Return each line holding the string "tiempo".

* START *

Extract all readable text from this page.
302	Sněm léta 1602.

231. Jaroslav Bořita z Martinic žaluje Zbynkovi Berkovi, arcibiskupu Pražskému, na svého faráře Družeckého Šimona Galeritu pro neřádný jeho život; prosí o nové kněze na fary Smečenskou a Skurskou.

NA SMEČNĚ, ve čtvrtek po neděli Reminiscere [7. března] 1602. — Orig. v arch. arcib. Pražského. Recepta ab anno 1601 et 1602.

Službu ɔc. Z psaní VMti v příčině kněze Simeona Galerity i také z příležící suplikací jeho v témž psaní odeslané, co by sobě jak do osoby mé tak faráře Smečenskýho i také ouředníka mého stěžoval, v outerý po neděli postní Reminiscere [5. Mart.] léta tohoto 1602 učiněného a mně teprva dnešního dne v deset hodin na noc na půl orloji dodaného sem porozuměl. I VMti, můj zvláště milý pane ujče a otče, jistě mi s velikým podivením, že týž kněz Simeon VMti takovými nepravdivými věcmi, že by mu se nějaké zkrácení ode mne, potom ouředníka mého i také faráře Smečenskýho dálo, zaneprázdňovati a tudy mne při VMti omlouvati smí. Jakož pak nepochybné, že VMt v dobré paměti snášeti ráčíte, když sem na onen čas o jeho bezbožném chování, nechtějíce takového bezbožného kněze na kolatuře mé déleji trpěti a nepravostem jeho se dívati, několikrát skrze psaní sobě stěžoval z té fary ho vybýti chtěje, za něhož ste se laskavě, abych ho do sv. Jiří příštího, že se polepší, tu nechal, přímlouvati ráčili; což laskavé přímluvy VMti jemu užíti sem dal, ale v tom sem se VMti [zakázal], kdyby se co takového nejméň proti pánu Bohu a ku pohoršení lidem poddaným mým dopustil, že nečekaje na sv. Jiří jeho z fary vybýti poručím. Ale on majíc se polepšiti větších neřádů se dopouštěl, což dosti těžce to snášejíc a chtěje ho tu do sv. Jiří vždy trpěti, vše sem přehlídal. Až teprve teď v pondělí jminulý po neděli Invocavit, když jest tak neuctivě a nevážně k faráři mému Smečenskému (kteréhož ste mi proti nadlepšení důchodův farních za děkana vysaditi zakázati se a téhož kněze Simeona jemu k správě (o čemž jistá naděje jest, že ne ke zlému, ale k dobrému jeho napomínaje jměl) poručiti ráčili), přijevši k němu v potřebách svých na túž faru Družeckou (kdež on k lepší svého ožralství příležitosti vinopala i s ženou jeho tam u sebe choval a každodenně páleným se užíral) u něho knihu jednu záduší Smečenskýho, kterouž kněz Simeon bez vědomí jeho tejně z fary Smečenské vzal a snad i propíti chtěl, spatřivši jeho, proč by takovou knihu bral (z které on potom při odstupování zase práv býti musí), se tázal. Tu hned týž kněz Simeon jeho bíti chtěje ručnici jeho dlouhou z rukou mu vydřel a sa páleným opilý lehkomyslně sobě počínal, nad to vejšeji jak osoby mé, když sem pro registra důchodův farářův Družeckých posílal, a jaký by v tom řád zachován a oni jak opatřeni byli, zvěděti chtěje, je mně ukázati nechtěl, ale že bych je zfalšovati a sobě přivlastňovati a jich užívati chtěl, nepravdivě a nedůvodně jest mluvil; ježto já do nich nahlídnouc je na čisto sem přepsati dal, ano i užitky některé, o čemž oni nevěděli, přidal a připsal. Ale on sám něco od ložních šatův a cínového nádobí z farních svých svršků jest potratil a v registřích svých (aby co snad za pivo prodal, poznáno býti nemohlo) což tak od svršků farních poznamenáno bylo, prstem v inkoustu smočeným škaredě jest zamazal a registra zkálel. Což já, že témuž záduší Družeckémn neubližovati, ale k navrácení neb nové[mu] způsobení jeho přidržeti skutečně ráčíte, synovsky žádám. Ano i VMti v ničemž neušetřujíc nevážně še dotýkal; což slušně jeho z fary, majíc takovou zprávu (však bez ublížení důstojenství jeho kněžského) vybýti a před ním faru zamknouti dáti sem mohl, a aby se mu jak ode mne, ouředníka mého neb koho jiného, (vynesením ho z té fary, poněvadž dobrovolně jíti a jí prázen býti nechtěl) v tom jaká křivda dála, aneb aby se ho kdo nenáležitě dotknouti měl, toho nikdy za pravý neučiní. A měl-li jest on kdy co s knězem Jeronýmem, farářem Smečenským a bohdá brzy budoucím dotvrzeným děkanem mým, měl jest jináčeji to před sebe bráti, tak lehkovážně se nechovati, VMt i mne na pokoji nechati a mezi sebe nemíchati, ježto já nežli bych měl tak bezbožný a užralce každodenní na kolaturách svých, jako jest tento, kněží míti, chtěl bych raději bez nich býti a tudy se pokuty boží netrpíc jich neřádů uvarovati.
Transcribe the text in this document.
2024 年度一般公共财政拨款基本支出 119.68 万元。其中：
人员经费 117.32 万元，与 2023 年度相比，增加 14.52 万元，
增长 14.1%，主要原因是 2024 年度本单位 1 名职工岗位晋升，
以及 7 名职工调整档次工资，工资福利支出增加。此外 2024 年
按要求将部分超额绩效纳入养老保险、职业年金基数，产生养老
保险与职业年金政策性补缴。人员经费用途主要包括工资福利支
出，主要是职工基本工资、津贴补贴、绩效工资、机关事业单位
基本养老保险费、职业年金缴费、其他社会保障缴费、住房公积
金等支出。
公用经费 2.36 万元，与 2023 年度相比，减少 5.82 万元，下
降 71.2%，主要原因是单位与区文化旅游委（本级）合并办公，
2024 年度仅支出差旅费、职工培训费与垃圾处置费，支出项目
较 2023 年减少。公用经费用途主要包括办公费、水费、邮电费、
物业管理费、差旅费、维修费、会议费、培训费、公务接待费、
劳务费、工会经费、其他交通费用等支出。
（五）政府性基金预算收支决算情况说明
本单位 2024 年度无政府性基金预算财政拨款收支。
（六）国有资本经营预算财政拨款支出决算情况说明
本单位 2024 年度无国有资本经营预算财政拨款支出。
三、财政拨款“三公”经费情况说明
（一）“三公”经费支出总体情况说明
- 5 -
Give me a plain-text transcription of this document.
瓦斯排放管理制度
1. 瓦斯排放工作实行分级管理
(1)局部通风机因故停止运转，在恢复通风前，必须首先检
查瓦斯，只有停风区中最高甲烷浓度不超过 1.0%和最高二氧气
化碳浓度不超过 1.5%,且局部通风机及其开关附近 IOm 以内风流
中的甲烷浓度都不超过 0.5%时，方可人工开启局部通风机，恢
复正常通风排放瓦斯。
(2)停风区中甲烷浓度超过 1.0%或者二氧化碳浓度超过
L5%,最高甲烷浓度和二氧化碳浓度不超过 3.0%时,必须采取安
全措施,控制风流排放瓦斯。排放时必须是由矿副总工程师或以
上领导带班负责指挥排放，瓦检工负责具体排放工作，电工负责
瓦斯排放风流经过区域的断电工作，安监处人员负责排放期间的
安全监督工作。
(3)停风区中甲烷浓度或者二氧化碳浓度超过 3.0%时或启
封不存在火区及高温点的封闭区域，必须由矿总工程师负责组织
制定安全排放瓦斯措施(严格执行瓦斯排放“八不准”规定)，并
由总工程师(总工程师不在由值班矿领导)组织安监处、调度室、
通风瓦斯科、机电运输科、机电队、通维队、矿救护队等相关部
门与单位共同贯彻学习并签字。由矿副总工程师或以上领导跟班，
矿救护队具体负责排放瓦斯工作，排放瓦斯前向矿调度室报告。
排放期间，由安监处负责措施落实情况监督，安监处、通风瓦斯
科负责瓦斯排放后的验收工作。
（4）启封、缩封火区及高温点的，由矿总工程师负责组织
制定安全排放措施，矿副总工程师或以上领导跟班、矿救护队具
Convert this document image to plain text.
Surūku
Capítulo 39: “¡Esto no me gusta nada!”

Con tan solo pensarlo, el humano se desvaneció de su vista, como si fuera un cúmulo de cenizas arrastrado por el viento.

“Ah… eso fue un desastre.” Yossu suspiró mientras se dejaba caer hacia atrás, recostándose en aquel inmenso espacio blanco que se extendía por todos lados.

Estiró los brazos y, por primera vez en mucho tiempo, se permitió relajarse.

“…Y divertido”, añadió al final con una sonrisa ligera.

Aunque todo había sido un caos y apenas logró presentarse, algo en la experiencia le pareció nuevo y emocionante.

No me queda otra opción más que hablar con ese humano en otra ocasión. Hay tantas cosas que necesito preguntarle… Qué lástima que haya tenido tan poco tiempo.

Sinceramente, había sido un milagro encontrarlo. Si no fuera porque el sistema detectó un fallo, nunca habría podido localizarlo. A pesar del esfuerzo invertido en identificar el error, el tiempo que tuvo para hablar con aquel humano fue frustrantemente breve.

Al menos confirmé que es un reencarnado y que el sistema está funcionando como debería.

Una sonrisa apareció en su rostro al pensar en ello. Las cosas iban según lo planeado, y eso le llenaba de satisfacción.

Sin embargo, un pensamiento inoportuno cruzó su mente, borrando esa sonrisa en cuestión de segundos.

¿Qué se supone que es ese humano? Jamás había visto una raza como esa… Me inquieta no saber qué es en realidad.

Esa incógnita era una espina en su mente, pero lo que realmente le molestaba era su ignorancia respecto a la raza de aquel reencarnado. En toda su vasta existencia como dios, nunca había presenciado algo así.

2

* END *

- [Solution to the exercise]:
Estiró los brazos y, por primera vez en mucho tiempo, se permitió relajarse.
No me queda otra opción más que hablar con ese humano en otra ocasión. Hay tantas cosas que necesito preguntarle… Qué lástima que haya tenido tan poco tiempo.
Sinceramente, había sido un milagro encontrarlo. Si no fuera porque el sistema detectó un fallo, nunca habría podido localizarlo. A pesar del esfuerzo invertido en identificar el error, el tiempo que tuvo para hablar con aquel humano fue frustrantemente breve.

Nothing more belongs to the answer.